[Items listed in a dataset]

● ● ● ● ● ● ●

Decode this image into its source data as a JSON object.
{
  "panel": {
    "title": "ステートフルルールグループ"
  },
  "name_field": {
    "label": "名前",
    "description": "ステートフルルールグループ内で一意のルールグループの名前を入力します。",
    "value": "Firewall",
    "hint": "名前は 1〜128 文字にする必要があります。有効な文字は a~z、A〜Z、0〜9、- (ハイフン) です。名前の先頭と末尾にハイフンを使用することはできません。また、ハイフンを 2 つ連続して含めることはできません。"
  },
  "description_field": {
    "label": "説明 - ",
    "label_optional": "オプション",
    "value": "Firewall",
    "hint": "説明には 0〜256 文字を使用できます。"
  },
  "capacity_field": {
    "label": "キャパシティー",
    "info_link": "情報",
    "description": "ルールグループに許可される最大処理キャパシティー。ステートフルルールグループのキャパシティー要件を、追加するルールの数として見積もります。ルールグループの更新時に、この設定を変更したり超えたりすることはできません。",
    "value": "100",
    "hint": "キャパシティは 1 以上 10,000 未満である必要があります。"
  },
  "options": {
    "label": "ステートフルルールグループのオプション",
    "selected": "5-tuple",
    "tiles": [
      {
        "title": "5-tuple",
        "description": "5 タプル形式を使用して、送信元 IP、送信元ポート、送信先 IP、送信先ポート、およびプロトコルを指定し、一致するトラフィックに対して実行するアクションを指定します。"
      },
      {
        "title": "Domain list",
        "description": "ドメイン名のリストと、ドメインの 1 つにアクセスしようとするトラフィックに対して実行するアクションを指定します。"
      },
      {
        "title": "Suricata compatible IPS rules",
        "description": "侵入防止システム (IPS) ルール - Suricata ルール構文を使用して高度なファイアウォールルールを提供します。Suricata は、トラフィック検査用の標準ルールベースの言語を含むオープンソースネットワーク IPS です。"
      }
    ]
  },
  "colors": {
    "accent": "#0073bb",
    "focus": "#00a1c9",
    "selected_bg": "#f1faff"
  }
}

● ● ● ● ● ● ●

Written exercise
Please set down the whole listing above without altering a single line.

Task output
Decode this image into its source data as a JSON object.
{
  "panel": {
    "title": "ステートフルルールグループ"
  },
  "name_field": {
    "label": "名前",
    "description": "ステートフルルールグループ内で一意のルールグループの名前を入力します。",
    "value": "Firewall",
    "hint": "名前は 1〜128 文字にする必要があります。有効な文字は a~z、A〜Z、0〜9、- (ハイフン) です。名前の先頭と末尾にハイフンを使用することはできません。また、ハイフンを 2 つ連続して含めることはできません。"
  },
  "description_field": {
    "label": "説明 - ",
    "label_optional": "オプション",
    "value": "Firewall",
    "hint": "説明には 0〜256 文字を使用できます。"
  },
  "capacity_field": {
    "label": "キャパシティー",
    "info_link": "情報",
    "description": "ルールグループに許可される最大処理キャパシティー。ステートフルルールグループのキャパシティー要件を、追加するルールの数として見積もります。ルールグループの更新時に、この設定を変更したり超えたりすることはできません。",
    "value": "100",
    "hint": "キャパシティは 1 以上 10,000 未満である必要があります。"
  },
  "options": {
    "label": "ステートフルルールグループのオプション",
    "selected": "5-tuple",
    "tiles": [
      {
        "title": "5-tuple",
        "description": "5 タプル形式を使用して、送信元 IP、送信元ポート、送信先 IP、送信先ポート、およびプロトコルを指定し、一致するトラフィックに対して実行するアクションを指定します。"
      },
      {
        "title": "Domain list",
        "description": "ドメイン名のリストと、ドメインの 1 つにアクセスしようとするトラフィックに対して実行するアクションを指定します。"
      },
      {
        "title": "Suricata compatible IPS rules",
        "description": "侵入防止システム (IPS) ルール - Suricata ルール構文を使用して高度なファイアウォールルールを提供します。Suricata は、トラフィック検査用の標準ルールベースの言語を含むオープンソースネットワーク IPS です。"
      }
    ]
  },
  "colors": {
    "accent": "#0073bb",
    "focus": "#00a1c9",
    "selected_bg": "#f1faff"
  }
}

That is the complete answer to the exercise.